--- Your goal ---
Gather up every line that includes the string "text".

## begin

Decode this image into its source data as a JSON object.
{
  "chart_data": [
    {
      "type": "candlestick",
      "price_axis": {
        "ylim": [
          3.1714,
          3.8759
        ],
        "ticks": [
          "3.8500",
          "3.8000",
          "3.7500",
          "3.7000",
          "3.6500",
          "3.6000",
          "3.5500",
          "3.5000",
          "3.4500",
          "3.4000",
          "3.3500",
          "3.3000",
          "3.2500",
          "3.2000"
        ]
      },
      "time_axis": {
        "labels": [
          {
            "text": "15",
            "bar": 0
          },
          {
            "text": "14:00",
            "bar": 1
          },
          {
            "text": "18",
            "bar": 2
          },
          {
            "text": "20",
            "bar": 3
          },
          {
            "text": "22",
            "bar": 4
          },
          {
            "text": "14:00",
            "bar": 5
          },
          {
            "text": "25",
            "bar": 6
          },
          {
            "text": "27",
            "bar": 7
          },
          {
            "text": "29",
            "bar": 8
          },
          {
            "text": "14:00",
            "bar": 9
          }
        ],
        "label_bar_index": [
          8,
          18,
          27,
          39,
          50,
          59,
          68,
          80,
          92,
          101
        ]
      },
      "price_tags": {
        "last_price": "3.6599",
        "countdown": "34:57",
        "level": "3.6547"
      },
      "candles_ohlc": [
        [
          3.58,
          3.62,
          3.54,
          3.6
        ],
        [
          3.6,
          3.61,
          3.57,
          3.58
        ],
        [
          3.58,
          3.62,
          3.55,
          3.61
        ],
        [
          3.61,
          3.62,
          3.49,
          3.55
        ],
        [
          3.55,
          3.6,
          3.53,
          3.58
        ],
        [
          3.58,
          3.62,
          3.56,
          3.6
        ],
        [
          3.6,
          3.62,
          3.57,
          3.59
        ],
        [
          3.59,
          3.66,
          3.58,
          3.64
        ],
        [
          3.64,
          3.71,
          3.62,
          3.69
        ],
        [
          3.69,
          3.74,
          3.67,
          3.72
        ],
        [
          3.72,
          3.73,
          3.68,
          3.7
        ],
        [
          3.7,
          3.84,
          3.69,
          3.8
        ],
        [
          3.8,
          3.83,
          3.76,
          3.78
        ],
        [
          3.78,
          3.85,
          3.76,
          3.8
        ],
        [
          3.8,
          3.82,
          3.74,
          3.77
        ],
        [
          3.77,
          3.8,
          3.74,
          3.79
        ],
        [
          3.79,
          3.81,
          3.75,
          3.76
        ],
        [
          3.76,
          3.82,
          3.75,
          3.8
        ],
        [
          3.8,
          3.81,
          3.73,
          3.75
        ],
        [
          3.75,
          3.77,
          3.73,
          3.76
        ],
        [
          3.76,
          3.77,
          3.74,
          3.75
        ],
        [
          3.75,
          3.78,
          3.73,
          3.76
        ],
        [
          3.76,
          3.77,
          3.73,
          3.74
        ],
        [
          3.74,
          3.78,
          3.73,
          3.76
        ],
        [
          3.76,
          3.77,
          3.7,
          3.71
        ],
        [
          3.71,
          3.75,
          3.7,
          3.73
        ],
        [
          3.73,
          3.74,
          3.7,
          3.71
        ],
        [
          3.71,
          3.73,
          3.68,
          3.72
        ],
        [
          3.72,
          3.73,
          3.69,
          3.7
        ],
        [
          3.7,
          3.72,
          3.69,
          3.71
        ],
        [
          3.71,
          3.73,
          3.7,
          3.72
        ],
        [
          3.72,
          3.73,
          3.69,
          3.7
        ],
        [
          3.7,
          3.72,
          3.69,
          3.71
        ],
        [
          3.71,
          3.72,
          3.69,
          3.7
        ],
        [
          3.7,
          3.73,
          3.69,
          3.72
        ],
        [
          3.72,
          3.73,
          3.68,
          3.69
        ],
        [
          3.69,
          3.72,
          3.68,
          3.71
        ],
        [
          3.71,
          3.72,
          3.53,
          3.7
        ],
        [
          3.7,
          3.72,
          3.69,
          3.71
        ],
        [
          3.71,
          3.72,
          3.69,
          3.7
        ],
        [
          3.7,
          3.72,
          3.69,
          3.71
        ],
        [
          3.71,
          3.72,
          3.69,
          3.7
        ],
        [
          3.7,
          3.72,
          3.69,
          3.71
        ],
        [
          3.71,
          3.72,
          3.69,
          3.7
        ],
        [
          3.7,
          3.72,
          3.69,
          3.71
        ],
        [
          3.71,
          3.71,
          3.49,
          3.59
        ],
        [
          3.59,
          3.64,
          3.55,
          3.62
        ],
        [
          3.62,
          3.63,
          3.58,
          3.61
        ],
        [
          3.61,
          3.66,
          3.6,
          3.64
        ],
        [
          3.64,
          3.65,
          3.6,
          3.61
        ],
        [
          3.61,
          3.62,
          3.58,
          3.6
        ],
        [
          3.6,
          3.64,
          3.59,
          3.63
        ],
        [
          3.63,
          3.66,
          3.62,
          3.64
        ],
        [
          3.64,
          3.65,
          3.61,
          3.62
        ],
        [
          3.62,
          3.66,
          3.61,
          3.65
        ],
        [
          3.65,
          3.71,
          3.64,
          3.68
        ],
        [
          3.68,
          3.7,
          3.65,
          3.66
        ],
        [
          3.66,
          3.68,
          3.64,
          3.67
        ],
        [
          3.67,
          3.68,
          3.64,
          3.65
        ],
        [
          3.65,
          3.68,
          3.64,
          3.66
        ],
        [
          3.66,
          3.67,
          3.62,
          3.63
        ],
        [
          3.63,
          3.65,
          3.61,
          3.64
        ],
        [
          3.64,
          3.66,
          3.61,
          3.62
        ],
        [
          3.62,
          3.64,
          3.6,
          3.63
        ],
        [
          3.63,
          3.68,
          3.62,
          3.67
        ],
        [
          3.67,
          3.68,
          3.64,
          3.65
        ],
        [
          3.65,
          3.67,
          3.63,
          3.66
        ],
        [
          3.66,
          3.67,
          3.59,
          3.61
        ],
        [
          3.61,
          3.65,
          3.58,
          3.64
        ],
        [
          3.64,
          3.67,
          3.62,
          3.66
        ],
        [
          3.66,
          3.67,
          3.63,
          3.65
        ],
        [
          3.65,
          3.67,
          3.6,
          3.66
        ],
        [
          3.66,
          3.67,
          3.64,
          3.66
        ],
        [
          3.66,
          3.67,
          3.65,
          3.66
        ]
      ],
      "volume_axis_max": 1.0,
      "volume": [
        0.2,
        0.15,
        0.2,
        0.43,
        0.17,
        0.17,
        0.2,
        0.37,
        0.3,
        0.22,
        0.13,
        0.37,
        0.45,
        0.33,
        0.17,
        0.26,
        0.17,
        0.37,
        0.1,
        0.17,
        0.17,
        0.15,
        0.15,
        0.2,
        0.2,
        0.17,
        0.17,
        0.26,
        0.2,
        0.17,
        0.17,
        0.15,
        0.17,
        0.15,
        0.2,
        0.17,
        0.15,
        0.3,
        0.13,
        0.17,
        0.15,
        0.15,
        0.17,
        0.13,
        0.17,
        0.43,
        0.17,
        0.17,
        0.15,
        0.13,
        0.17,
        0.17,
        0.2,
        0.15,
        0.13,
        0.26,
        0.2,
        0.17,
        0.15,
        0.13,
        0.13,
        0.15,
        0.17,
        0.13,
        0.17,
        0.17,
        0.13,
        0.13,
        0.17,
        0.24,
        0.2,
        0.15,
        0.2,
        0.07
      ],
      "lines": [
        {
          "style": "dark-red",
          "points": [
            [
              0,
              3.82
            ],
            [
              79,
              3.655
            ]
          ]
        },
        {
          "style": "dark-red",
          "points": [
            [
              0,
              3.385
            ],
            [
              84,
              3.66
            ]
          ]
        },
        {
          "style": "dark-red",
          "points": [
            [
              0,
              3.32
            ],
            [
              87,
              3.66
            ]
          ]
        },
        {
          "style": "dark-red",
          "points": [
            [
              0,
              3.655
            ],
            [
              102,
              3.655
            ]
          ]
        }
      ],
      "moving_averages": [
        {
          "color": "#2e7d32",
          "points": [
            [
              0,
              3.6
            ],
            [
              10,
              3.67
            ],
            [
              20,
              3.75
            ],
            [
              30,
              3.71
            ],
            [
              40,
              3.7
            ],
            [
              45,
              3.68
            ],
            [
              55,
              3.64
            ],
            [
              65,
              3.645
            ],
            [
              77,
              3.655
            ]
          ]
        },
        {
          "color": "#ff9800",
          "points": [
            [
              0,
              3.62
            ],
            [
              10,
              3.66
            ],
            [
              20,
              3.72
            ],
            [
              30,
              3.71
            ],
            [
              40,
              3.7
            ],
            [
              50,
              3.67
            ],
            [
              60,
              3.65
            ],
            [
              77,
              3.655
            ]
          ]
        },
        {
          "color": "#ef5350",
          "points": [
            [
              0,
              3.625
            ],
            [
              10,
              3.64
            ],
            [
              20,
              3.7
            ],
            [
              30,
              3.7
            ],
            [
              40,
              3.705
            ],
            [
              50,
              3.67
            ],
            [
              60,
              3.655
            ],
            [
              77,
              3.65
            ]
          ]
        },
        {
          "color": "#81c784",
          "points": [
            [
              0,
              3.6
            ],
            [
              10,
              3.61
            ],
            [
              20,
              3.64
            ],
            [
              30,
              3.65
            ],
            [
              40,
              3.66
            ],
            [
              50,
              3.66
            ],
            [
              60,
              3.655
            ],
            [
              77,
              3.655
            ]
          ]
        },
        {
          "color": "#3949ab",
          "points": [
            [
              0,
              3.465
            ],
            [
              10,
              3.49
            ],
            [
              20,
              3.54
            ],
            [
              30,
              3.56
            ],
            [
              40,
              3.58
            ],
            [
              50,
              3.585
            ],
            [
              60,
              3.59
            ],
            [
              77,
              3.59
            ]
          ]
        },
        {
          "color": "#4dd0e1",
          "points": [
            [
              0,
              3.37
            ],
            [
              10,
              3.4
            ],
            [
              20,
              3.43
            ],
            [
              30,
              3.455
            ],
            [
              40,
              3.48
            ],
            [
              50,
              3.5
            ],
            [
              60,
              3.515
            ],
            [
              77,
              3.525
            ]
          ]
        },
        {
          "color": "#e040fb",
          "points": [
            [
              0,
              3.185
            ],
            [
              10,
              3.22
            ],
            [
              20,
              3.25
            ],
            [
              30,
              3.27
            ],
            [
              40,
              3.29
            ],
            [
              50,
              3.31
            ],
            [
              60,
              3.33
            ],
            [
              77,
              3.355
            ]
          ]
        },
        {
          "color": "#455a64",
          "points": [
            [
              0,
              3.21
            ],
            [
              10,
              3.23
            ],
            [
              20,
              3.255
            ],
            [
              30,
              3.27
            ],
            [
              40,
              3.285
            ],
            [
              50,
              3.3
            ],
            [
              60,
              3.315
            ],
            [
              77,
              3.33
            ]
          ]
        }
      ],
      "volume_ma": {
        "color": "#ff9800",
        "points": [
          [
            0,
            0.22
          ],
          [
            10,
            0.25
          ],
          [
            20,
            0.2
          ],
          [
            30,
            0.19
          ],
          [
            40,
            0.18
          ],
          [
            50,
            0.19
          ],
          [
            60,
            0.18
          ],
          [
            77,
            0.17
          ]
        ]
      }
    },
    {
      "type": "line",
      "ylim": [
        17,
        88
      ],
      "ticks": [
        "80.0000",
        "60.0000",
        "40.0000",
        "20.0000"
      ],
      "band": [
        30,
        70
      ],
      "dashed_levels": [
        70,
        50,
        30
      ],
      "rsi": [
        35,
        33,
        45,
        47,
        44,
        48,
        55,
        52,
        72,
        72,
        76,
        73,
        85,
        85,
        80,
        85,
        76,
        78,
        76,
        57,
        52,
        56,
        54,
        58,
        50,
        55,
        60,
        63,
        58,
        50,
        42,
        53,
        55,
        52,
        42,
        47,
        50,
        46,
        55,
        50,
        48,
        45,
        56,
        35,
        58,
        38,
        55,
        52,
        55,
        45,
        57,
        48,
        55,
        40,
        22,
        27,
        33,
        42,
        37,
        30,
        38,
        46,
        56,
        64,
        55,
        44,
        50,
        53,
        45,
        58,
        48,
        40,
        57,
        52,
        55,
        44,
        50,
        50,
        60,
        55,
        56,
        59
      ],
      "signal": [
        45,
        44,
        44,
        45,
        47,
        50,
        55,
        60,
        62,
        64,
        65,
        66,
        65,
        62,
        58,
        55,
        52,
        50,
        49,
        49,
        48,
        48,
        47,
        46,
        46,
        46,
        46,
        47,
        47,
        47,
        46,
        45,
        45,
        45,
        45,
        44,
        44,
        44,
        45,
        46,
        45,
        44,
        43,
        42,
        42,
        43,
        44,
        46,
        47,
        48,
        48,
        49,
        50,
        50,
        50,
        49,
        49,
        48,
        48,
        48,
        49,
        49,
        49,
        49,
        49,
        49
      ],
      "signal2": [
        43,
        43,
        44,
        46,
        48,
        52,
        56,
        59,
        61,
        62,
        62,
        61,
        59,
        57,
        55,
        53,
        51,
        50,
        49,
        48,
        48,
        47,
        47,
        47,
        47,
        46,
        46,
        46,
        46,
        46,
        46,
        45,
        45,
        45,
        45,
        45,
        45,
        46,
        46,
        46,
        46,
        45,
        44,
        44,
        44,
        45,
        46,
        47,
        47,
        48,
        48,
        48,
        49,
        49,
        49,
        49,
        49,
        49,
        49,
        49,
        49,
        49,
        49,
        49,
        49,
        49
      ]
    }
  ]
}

## end

--- Response to the exercise ---
            "text": "15",
            "text": "14:00",
            "text": "18",
            "text": "20",
            "text": "22",
            "text": "14:00",
            "text": "25",
            "text": "27",
            "text": "29",
            "text": "14:00",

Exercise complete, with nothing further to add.